- _Consigne 1_:
Répondez à ces questions sur l'extrait sur l'ethnomasochisme :
(a) En quel sens faut-il prendre les mots « Europe » et « européens » ?
(b) Quel nom les psychologues et les psychiatres donnent-ils à ce que les images précédentes expriment au plus haut degré ?
(c) Quels peintres sont donnés en exemple pour les grands tableaux interdits d'exposition ?
- _Consigne 2_: Prolongez l'extrait sur l'ethnomasochisme au-delà de sa dernière phrase.

- _Extrait cité_:
== == ==
L’ethnomasochisme a plusieurs expressions. Elles vont de la repentance pour l’œuvre de colonisation accomplie par l’Europe jusqu’à l’assomption de la responsabilité pour l’ensemble des maux frappant le monde entier. En même temps, une sorte de vénération, voire de supériorité, est accordée (explicitement ou implicitement) à la culture et à la façon d’être des peuples non-européens. (Et quand je dis « Europe » ou « européens » je l’entends toujours au sens culturel et non géographique du terme.)
Les images précédentes nous plongent au sein d’un tel mépris de soi, mais elles nous mènent aussi bien au-delà. Elles expriment le degré le plus haut de ce que les psychologues et les psychiatres appellent le manque d’auto-estime. En effet, ce qui est en jeu dans les sympathies que les mouvements féministe et transgenre vouent à l’islam, ce n’est pas du tout le rejet de « la société hétéro-patriarcale », comme ils l’appellent. Ce que leurs actions mettent en cause (indirectement, certes), ce sont finalement… les valeurs féministes et transgenre elles-mêmes, ces valeurs qu’ils prétendent défendre avec le plus grand acharnement !!
On croyait que tous ces braves gens étaient absolument pour l’égalité des femmes… Que dis-je ! Pour leur supériorité dans la guerre insensée que le féminisme mène contre les hommes. On croyait aussi que ces gens-là prônaient une vision universaliste selon laquelle leurs principes étaient de mise dans le monde entier et leur combat concernait tous les pays où « l’hétéro-patriarcat » exerce sa mainmise.
Que nous étions naïfs !
On le voit maintenant. Il n’en est rien.
Ou presque rien. Car l’objectif d’un tel combat est toujours de mise. Mais il se borne au monde occidental, là où une véritable persécution se déploie contre les victimes du politiquement correct, qu’il s’agisse d’hommes accusés d’un « harcèlement sexuel » derrière lequel se tiennent le plus souvent les jeux de séduction que hommes et femmes (d’une façon certes différente) ont toujours déployés ; ou qu’il s’agisse de grands tableaux (ceux d’un Schiele, par exemple, ou d’un John William Waterhouse) désormais interdits d’exposition par la nouvelle pudibonderie féministo-transgenre qui ne tolère pas que les beautés de Venus puissent ensorceler publiquement leurs prétendus ennemis.
== == ==
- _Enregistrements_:
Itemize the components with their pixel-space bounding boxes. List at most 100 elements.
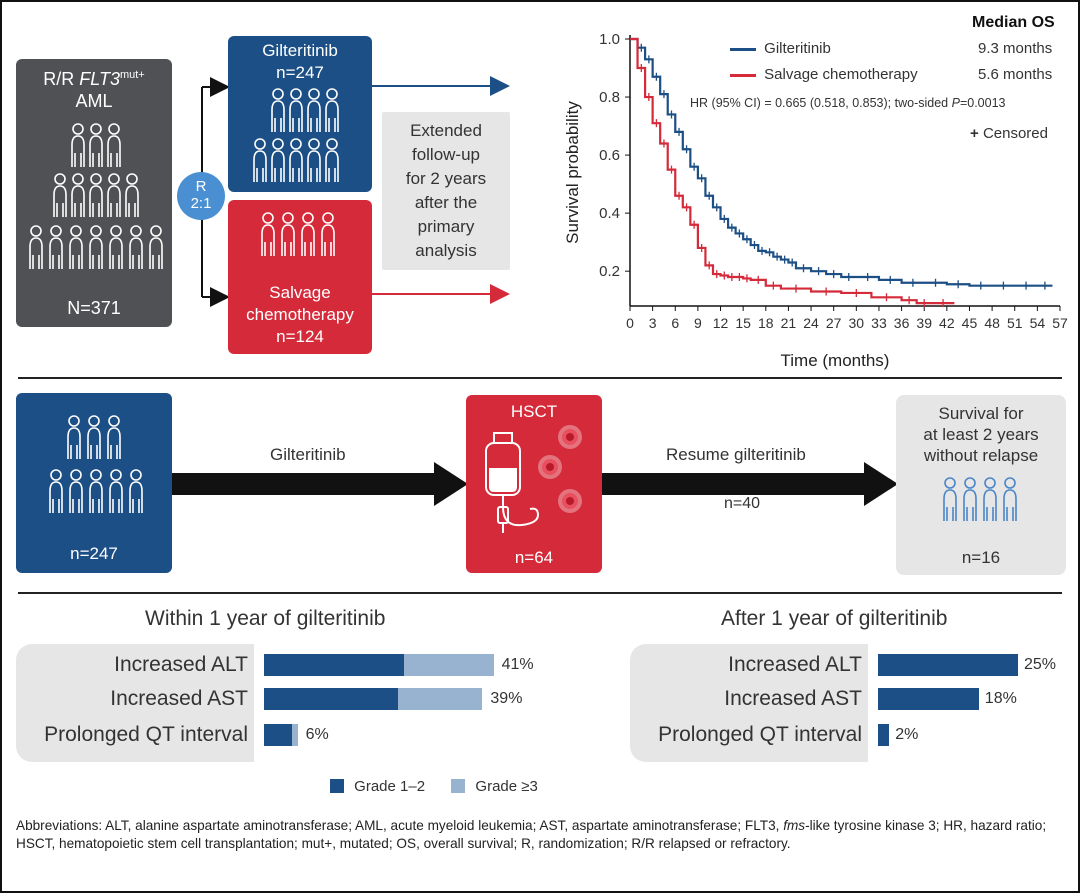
censor-mark bbox=[638, 64, 645, 73]
hsct-box: HSCT n=64 bbox=[466, 395, 602, 573]
arm-arrows bbox=[372, 76, 510, 304]
survival-box: Survival for at least 2 years without re… bbox=[896, 395, 1066, 575]
chemotherapy-arm-n: n=124 bbox=[276, 327, 324, 346]
chemotherapy-arm-label-1: Salvage bbox=[269, 283, 331, 302]
censor-mark bbox=[792, 284, 799, 293]
x-tick-label: 57 bbox=[1052, 315, 1068, 331]
censor-mark bbox=[755, 275, 762, 284]
gilteritinib-arrow-label: Gilteritinib bbox=[270, 445, 346, 464]
ae-bar-grade-1-2 bbox=[264, 654, 404, 676]
km-curve-chemotherapy bbox=[630, 37, 955, 305]
resume-gilteritinib-label: Resume gilteritinib bbox=[666, 445, 806, 464]
x-tick-label: 45 bbox=[962, 315, 978, 331]
hazard-ratio-text: HR (95% CI) = 0.665 (0.518, 0.853); two-… bbox=[690, 96, 1006, 110]
population-title: R/R FLT3mut+ bbox=[43, 69, 145, 89]
x-tick-label: 21 bbox=[781, 315, 797, 331]
censor-mark bbox=[736, 272, 743, 281]
censor-mark bbox=[815, 267, 822, 276]
censor-mark bbox=[706, 261, 713, 270]
censor-mark bbox=[1041, 281, 1048, 290]
resume-gilteritinib-n: n=40 bbox=[724, 495, 761, 512]
population-box: R/R FLT3mut+ AML N=371 bbox=[16, 59, 172, 327]
y-tick-label: 0.6 bbox=[599, 147, 620, 164]
x-tick-label: 33 bbox=[871, 315, 887, 331]
censor-mark bbox=[743, 235, 750, 244]
chemotherapy-arm-label-2: chemotherapy bbox=[246, 305, 354, 324]
ae-row-label: Prolonged QT interval bbox=[44, 723, 248, 746]
ae-panel-1-title: Within 1 year of gilteritinib bbox=[145, 607, 386, 630]
censor-mark bbox=[774, 252, 781, 261]
chemotherapy-arm-box: Salvage chemotherapy n=124 bbox=[228, 200, 372, 354]
x-tick-label: 27 bbox=[826, 315, 842, 331]
censor-mark bbox=[683, 145, 690, 154]
censor-mark bbox=[770, 281, 777, 290]
x-tick-label: 48 bbox=[984, 315, 1000, 331]
hsct-n: n=64 bbox=[514, 548, 554, 567]
censor-mark bbox=[676, 127, 683, 136]
censor-mark bbox=[706, 191, 713, 200]
censor-mark bbox=[845, 272, 852, 281]
y-tick-label: 0.2 bbox=[599, 263, 620, 280]
grade-legend: Grade 1–2 Grade ≥3 bbox=[330, 778, 538, 795]
censored-legend: + Censored bbox=[970, 125, 1048, 142]
censor-mark bbox=[864, 272, 871, 281]
population-n: N=371 bbox=[67, 298, 121, 318]
survival-n: n=16 bbox=[961, 548, 1001, 567]
x-tick-label: 9 bbox=[694, 315, 702, 331]
ae-row-label: Increased ALT bbox=[114, 653, 248, 676]
followup-line-6: analysis bbox=[415, 241, 477, 260]
censor-mark bbox=[906, 296, 913, 305]
censor-mark bbox=[683, 203, 690, 212]
followup-line-1: Extended bbox=[410, 121, 482, 140]
x-tick-label: 39 bbox=[916, 315, 932, 331]
censor-mark bbox=[743, 274, 750, 283]
ae-bar-grade-3 bbox=[404, 654, 494, 676]
survival-line-1: Survival for bbox=[938, 404, 1024, 423]
pathway-start-people-icon bbox=[49, 415, 143, 514]
x-tick-label: 0 bbox=[626, 315, 634, 331]
ae-row-percent: 18% bbox=[984, 690, 1017, 707]
censor-mark bbox=[853, 288, 860, 297]
censor-mark bbox=[645, 93, 652, 102]
x-tick-label: 36 bbox=[894, 315, 910, 331]
censor-mark bbox=[660, 139, 667, 148]
censor-mark bbox=[781, 255, 788, 264]
survival-people-icon bbox=[943, 477, 1017, 522]
censor-mark bbox=[736, 229, 743, 238]
legend-chemotherapy-value: 5.6 months bbox=[978, 66, 1053, 83]
ae-bar-grade-3 bbox=[398, 688, 483, 710]
gilteritinib-arm-label: Gilteritinib bbox=[262, 41, 338, 60]
ae-bar-grade-1-2 bbox=[878, 654, 1018, 676]
censor-mark bbox=[653, 119, 660, 128]
x-tick-label: 6 bbox=[671, 315, 679, 331]
censor-mark bbox=[691, 220, 698, 229]
legend-gilteritinib-value: 9.3 months bbox=[978, 40, 1053, 57]
survival-line-2: at least 2 years bbox=[923, 425, 1039, 444]
censor-mark bbox=[713, 203, 720, 212]
x-tick-label: 51 bbox=[1007, 315, 1023, 331]
ae-row-percent: 39% bbox=[490, 690, 523, 707]
censor-mark bbox=[668, 165, 675, 174]
censor-mark bbox=[759, 246, 766, 255]
censor-mark bbox=[977, 281, 984, 290]
gilteritinib-arm-people-icon bbox=[253, 88, 339, 183]
ae-bar-grade-1-2 bbox=[264, 724, 292, 746]
grade-1-2-swatch bbox=[330, 779, 344, 793]
ae-panel-1-bg bbox=[16, 644, 254, 762]
legend-gilteritinib: Gilteritinib 9.3 months bbox=[730, 40, 1066, 57]
censor-mark bbox=[676, 191, 683, 200]
grade-3-swatch bbox=[451, 779, 466, 793]
legend-gilteritinib-label: Gilteritinib bbox=[764, 40, 831, 57]
censor-mark bbox=[638, 43, 645, 52]
iv-bag-icon bbox=[485, 425, 582, 533]
ae-bar-grade-1-2 bbox=[264, 688, 399, 710]
population-title-aml: AML bbox=[75, 91, 113, 111]
ae-row-label: Prolonged QT interval bbox=[658, 723, 862, 746]
legend-chemotherapy-label: Salvage chemotherapy bbox=[764, 66, 918, 83]
x-tick-label: 42 bbox=[939, 315, 955, 331]
censor-mark bbox=[660, 90, 667, 99]
censor-mark bbox=[1000, 281, 1007, 290]
y-tick-label: 0.4 bbox=[599, 205, 620, 222]
ae-bar-grade-3 bbox=[292, 724, 298, 746]
x-tick-label: 15 bbox=[735, 315, 751, 331]
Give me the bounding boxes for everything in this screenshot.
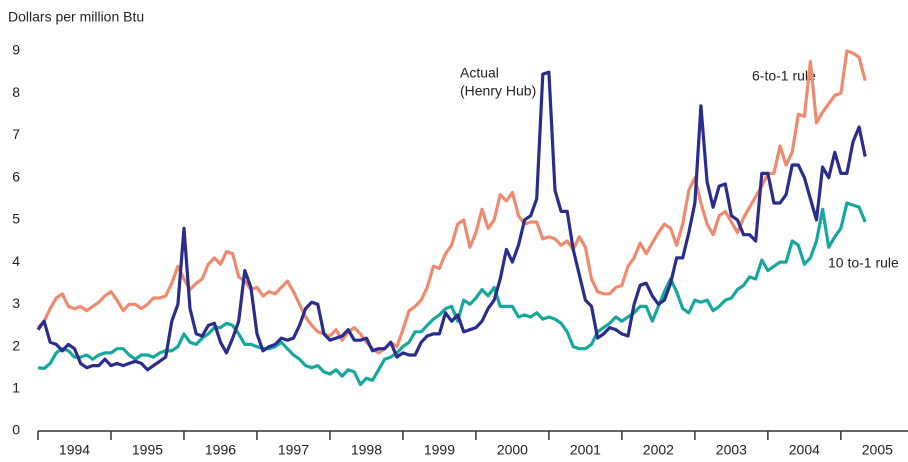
line-series <box>36 70 867 372</box>
x-tick-label: 2000 <box>497 442 528 458</box>
x-tick-label: 1999 <box>424 442 455 458</box>
x-tick-label: 2003 <box>716 442 747 458</box>
y-tick-label: 9 <box>12 42 20 58</box>
y-tick-label: 0 <box>12 422 20 438</box>
x-tick-label: 2004 <box>789 442 820 458</box>
annotation: (Henry Hub) <box>460 83 536 99</box>
x-tick-label: 2005 <box>862 442 893 458</box>
y-axis-label: Dollars per million Btu <box>8 9 144 25</box>
y-tick-label: 8 <box>12 84 20 100</box>
series-label: 6-to-1 rule <box>752 68 816 84</box>
x-tick-label: 1996 <box>205 442 236 458</box>
y-tick-label: 5 <box>12 211 20 227</box>
x-tick-label: 1998 <box>351 442 382 458</box>
x-tick-label: 1997 <box>278 442 309 458</box>
x-tick-label: 2002 <box>643 442 674 458</box>
line-series <box>36 49 867 355</box>
annotation: Actual <box>460 65 499 81</box>
y-tick-label: 6 <box>12 168 20 184</box>
x-tick-label: 1995 <box>132 442 163 458</box>
y-tick-label: 1 <box>12 379 20 395</box>
x-tick-label: 1994 <box>59 442 90 458</box>
y-tick-label: 4 <box>12 253 20 269</box>
y-tick-label: 2 <box>12 337 20 353</box>
y-tick-label: 3 <box>12 295 20 311</box>
series-label: 10 to-1 rule <box>828 255 899 271</box>
line-series <box>37 201 867 387</box>
x-tick-label: 2001 <box>570 442 601 458</box>
y-tick-label: 7 <box>12 126 20 142</box>
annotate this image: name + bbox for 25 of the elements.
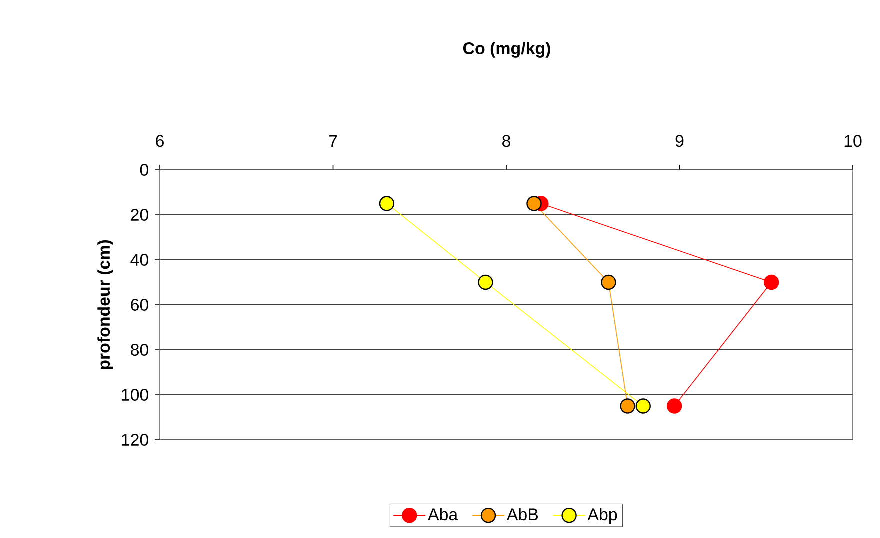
point [478, 274, 494, 290]
x-tick-label: 9 [676, 135, 684, 148]
x-tick-label: 7 [329, 135, 338, 148]
x-tick-label: 8 [502, 135, 510, 148]
legend-label: Abp [588, 508, 618, 524]
y-tick-label: 40 [130, 254, 149, 266]
legend-label: AbB [506, 508, 538, 521]
x-tick-label: 6 [156, 135, 164, 148]
point [601, 274, 616, 290]
y-tick-label: 20 [131, 208, 149, 221]
point [526, 196, 542, 212]
legend-label: Aba [428, 508, 458, 521]
y-tick-label: 100 [122, 388, 149, 401]
point [620, 398, 636, 414]
y-axis-title: profondeur (cm) [98, 240, 114, 370]
y-tick-label: 0 [140, 164, 149, 176]
point [379, 196, 395, 212]
y-tick-label: 80 [131, 344, 149, 356]
point [666, 398, 682, 414]
point [764, 274, 780, 290]
x-tick-label: 10 [844, 135, 862, 148]
point [636, 398, 651, 414]
y-tick-label: 60 [131, 298, 149, 311]
y-tick-label: 120 [122, 434, 149, 446]
chart-title: Co (mg/kg) [463, 42, 550, 58]
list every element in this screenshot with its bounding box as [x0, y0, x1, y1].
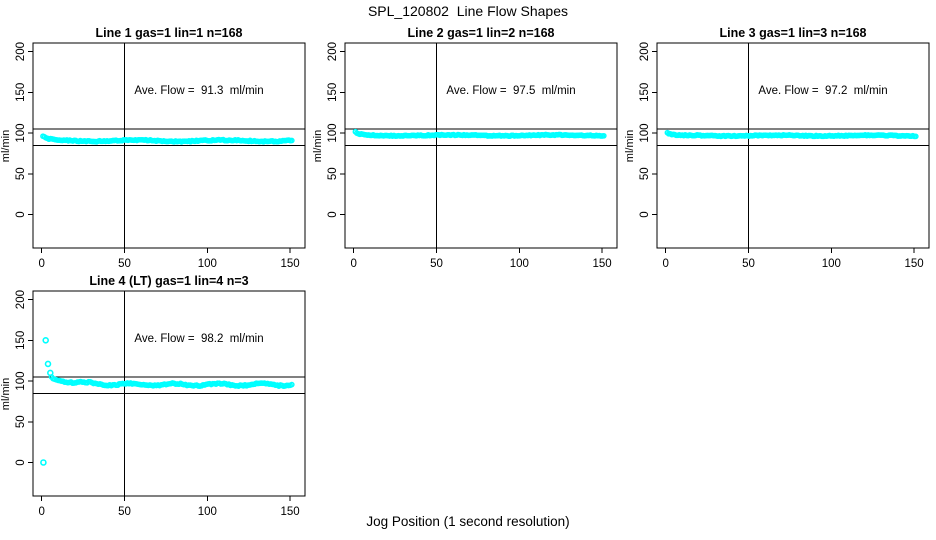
y-tick-label: 0	[639, 211, 651, 217]
x-tick-label: 100	[198, 506, 217, 518]
y-axis-unit-label: ml/min	[0, 378, 12, 410]
x-tick-label: 150	[593, 258, 612, 270]
x-tick-label: 150	[281, 258, 300, 270]
y-tick-label: 200	[327, 42, 339, 61]
x-tick-label: 100	[822, 258, 841, 270]
scatter-points	[40, 133, 295, 145]
ave-flow-annotation: Ave. Flow = 91.3 ml/min	[134, 85, 264, 97]
y-tick-label: 100	[639, 123, 651, 142]
outlier-point	[42, 337, 50, 344]
y-axis-unit-label: ml/min	[0, 130, 12, 162]
outlier-point	[46, 369, 54, 377]
x-tick-label: 50	[742, 258, 755, 270]
y-axis-unit-label: ml/min	[312, 130, 324, 162]
x-tick-label: 100	[198, 258, 217, 270]
y-tick-label: 0	[15, 459, 27, 465]
x-tick-label: 0	[662, 258, 668, 270]
panel-title: Line 1 gas=1 lin=1 n=168	[95, 26, 243, 40]
plot-area: ml/min 0 50 100 150 0 50 100 150 200	[624, 42, 930, 270]
y-tick-label: 50	[639, 167, 651, 180]
y-tick-label: 50	[327, 167, 339, 180]
data-point	[288, 381, 295, 388]
y-axis-unit-label: ml/min	[624, 130, 636, 162]
plot-area: ml/min 0 50 100 150 0 50 100 150 200	[0, 290, 306, 518]
y-tick-label: 100	[15, 371, 27, 390]
panel-line-1: Line 1 gas=1 lin=1 n=168 ml/min 0 50 100 15…	[0, 20, 312, 280]
outlier-point	[40, 459, 47, 466]
plot-box	[656, 42, 930, 249]
y-tick-label: 150	[15, 83, 27, 102]
x-tick-label: 50	[118, 506, 131, 518]
ave-flow-annotation: Ave. Flow = 97.5 ml/min	[446, 85, 576, 97]
scatter-points	[664, 129, 919, 140]
panel-line-3: Line 3 gas=1 lin=3 n=168 ml/min 0 50 100 15…	[624, 20, 936, 280]
panel-line-2: Line 2 gas=1 lin=2 n=168 ml/min 0 50 100 15…	[312, 20, 624, 280]
x-tick-label: 0	[38, 258, 44, 270]
y-tick-label: 100	[15, 123, 27, 142]
panel-line-4: Line 4 (LT) gas=1 lin=4 n=3 ml/min 0 50 10…	[0, 268, 312, 528]
y-tick-label: 0	[15, 211, 27, 217]
y-tick-label: 150	[639, 83, 651, 102]
figure-title: SPL_120802 Line Flow Shapes	[367, 3, 569, 19]
y-tick-label: 0	[327, 211, 339, 217]
plot-box	[32, 42, 306, 249]
panel-title: Line 4 (LT) gas=1 lin=4 n=3	[89, 274, 249, 288]
x-tick-label: 150	[905, 258, 924, 270]
ave-flow-annotation: Ave. Flow = 98.2 ml/min	[134, 333, 264, 345]
x-tick-label: 50	[430, 258, 443, 270]
panel-title: Line 3 gas=1 lin=3 n=168	[719, 26, 867, 40]
y-tick-label: 200	[15, 42, 27, 61]
outlier-point	[44, 360, 52, 368]
data-point	[288, 137, 295, 144]
y-tick-label: 200	[15, 290, 27, 309]
plot-box	[32, 290, 306, 497]
x-tick-label: 0	[38, 506, 44, 518]
x-tick-label: 50	[118, 258, 131, 270]
y-tick-label: 200	[639, 42, 651, 61]
ave-flow-annotation: Ave. Flow = 97.2 ml/min	[758, 85, 888, 97]
scatter-points	[352, 128, 607, 139]
y-tick-label: 50	[15, 415, 27, 428]
y-tick-label: 50	[15, 167, 27, 180]
plot-box	[344, 42, 618, 249]
x-tick-label: 100	[510, 258, 529, 270]
data-point	[600, 132, 607, 139]
x-tick-label: 150	[281, 506, 300, 518]
data-point	[912, 133, 919, 140]
y-tick-label: 150	[327, 83, 339, 102]
y-tick-label: 100	[327, 123, 339, 142]
y-tick-label: 150	[15, 331, 27, 350]
plot-area: ml/min 0 50 100 150 0 50 100 150 200	[0, 42, 306, 270]
scatter-points	[40, 337, 295, 466]
panel-title: Line 2 gas=1 lin=2 n=168	[407, 26, 555, 40]
x-axis-label: Jog Position (1 second resolution)	[366, 514, 570, 529]
x-tick-label: 0	[350, 258, 356, 270]
plot-area: ml/min 0 50 100 150 0 50 100 150 200	[312, 42, 618, 270]
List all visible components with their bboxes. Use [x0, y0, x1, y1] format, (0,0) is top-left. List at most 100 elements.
== == ==
- _Bonne réponse 1_:
(a) Au sens culturel, et non géographique.
(b) Le manque d'auto-estime.
(c) Schiele et John William Waterhouse.

- _Bonne réponse 2_:
Or, toutes ces folies ne concernent que le monde occidental. Par contre, là où la femme reste enfermée à la maison, là où elle peut recevoir… 200 coups de fouet pour… tenez-vous bien, pour s’être fait violer ! comme ce fut en Arabie Saoudite le cas de cette jeune fille ; là où les homosexuels risquent tout simplement leur peau, là nos braves féministes et nos courageux militants LGTB applaudissent des deux mains. « Berlin est avec vous ! », disait l’écriteau exhibé par les manifestantes qui entonnaient « Allah est grand ! ».
Ou s’ils n’applaudissent pas avec enthousiasme, alors ils se taisent comme des morts ou ne savent pas quoi dire pour se tirer d’affaire.
Comme ici. Où une courageuse journaliste demande à des manifestantes : « Droits de la femme ou islam ? ». Gênées, elles sont incapables de répondre autre chose que : « Est-ce là une question ? ». « Pourquoi soulever un débat religieux ? ». « Quelle question ridicule ! »… Ou, sinon, elles répondent par un silence hébété comme celui de ce dernier visage.
Pourquoi ?
Posons-nous la question, puisque ce n’est pas le discours de ces dames qui va nous apporter une quelconque réponse.
Pourquoi un tel paradoxe ?
Paradoxe ?… Non, nous sommes bien au-delà des paradoxes. C’est d’un délire, d’une pathologie qu’il s’agit au fond ici.
Double délire, d’ailleurs.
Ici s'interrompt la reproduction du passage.